EXERCISE INSTRUCTIONS: Return each line containing "text".

Records from a dataset:
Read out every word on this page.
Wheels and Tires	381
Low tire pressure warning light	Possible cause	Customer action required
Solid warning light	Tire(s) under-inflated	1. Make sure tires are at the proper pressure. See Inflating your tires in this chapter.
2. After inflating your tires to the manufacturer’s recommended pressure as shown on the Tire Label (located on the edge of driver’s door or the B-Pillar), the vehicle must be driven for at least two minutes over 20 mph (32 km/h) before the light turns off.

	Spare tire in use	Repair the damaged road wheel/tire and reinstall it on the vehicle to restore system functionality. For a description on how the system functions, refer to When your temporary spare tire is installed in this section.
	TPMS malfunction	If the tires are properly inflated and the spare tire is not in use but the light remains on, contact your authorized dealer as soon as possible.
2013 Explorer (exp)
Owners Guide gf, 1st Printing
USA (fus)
* * *
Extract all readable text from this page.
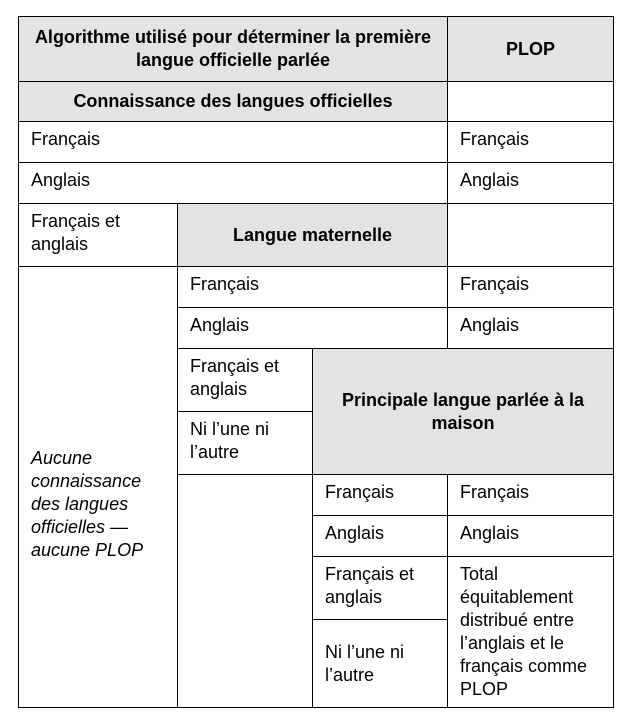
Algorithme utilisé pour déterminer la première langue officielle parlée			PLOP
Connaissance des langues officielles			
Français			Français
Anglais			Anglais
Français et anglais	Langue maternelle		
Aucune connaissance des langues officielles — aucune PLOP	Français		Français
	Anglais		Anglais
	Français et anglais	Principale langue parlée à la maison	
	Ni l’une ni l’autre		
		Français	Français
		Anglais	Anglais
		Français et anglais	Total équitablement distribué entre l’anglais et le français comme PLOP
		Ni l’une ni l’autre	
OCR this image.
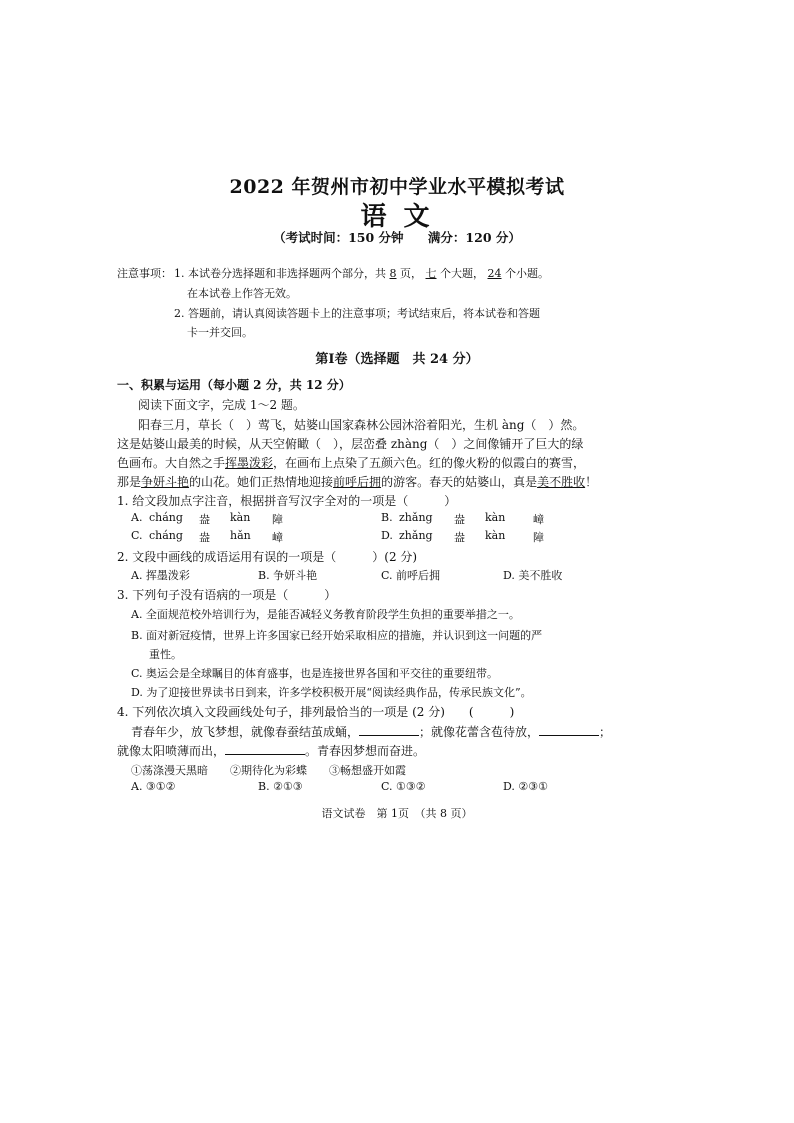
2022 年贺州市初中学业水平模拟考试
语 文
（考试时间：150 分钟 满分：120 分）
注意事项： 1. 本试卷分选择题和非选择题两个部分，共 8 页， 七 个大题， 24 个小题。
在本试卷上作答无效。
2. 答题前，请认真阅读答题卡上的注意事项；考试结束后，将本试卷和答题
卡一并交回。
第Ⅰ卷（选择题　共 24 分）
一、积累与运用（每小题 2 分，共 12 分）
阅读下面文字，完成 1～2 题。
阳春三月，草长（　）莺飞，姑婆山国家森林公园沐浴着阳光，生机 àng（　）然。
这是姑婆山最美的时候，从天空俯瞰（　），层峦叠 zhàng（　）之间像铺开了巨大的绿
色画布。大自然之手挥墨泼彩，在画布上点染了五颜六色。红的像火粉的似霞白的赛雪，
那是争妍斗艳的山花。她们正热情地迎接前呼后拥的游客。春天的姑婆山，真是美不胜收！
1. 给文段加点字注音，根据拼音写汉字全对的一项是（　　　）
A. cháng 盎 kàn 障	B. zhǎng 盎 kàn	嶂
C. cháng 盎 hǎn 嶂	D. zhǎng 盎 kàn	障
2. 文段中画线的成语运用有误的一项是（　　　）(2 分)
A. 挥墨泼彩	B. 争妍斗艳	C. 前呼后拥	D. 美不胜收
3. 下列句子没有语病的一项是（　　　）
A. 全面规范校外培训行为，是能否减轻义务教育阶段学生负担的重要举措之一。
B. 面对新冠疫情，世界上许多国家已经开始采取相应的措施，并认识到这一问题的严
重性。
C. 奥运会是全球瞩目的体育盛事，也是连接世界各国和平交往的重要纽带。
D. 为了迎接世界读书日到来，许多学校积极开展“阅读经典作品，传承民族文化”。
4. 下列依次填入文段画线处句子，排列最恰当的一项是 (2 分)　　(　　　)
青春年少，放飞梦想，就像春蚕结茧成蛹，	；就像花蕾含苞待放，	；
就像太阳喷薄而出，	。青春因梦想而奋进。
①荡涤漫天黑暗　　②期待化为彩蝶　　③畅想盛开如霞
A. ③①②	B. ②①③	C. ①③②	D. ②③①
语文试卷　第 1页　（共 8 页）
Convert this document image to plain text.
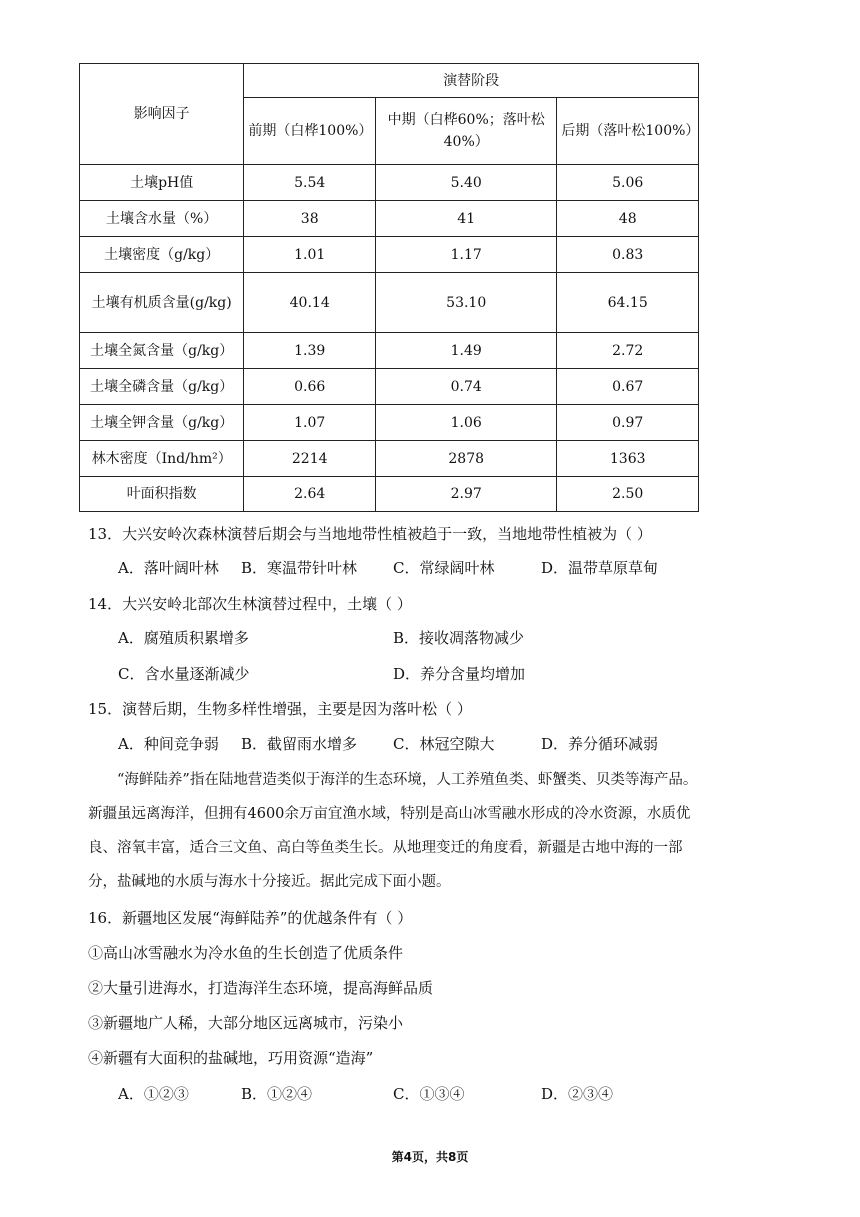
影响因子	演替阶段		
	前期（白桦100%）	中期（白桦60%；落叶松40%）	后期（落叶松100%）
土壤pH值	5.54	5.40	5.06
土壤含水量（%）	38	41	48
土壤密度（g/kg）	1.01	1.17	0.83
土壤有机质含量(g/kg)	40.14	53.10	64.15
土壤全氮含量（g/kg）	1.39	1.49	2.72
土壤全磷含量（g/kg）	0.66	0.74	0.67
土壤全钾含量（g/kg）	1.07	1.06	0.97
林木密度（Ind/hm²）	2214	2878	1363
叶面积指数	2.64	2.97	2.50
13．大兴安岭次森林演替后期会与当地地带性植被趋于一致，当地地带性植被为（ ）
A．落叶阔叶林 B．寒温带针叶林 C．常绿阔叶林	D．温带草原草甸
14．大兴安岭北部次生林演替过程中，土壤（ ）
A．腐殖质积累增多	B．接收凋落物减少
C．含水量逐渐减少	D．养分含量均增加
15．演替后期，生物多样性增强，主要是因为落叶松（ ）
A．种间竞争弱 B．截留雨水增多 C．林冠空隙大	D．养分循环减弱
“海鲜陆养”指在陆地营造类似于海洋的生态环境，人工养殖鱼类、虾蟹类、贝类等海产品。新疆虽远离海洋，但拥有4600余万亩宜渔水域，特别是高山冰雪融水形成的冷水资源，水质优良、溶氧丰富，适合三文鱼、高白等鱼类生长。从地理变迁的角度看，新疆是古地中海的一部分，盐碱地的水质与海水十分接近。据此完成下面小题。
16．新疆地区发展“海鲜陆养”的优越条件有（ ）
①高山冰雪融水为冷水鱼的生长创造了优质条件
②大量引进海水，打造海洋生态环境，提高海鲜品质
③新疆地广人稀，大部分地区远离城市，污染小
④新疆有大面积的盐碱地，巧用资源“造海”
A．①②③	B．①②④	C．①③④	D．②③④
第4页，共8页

REPLY TO THE TASK:
Extract all readable text from this page.
Convert this document image to plain text.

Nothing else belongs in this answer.